Material →
—————
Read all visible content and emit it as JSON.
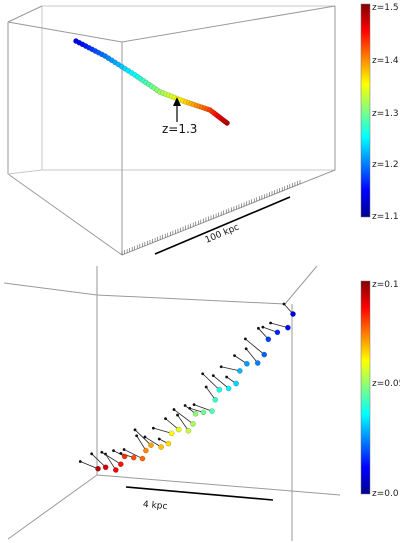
{
  "top_panel": {
    "annotation": "z=1.3",
    "scale_label": "100 kpc",
    "colorbar": {
      "labels": [
        "z=1.5",
        "z=1.4",
        "z=1.3",
        "z=1.2",
        "z=1.1"
      ],
      "min": 1.1,
      "max": 1.5
    },
    "path_z_range": [
      1.1,
      1.5
    ]
  },
  "bottom_panel": {
    "scale_label": "4 kpc",
    "colorbar": {
      "labels": [
        "z=0.1",
        "z=0.05",
        "z=0.0"
      ],
      "min": 0.0,
      "max": 0.1
    },
    "path_z_range": [
      0.0,
      0.1
    ]
  },
  "colors": {
    "colormap": [
      "#00008f",
      "#0000ff",
      "#0080ff",
      "#00ffff",
      "#80ff80",
      "#ffff00",
      "#ff8000",
      "#ff0000",
      "#800000"
    ],
    "box_edge": "#9a9a9a",
    "scale_bar": "#000000"
  }
}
—————
Your goal →
Omit the pictures. Output every record above word for word.

Result of the task →
Read all visible content and emit it as JSON.
{
  "top_panel": {
    "annotation": "z=1.3",
    "scale_label": "100 kpc",
    "colorbar": {
      "labels": [
        "z=1.5",
        "z=1.4",
        "z=1.3",
        "z=1.2",
        "z=1.1"
      ],
      "min": 1.1,
      "max": 1.5
    },
    "path_z_range": [
      1.1,
      1.5
    ]
  },
  "bottom_panel": {
    "scale_label": "4 kpc",
    "colorbar": {
      "labels": [
        "z=0.1",
        "z=0.05",
        "z=0.0"
      ],
      "min": 0.0,
      "max": 0.1
    },
    "path_z_range": [
      0.0,
      0.1
    ]
  },
  "colors": {
    "colormap": [
      "#00008f",
      "#0000ff",
      "#0080ff",
      "#00ffff",
      "#80ff80",
      "#ffff00",
      "#ff8000",
      "#ff0000",
      "#800000"
    ],
    "box_edge": "#9a9a9a",
    "scale_bar": "#000000"
  }
}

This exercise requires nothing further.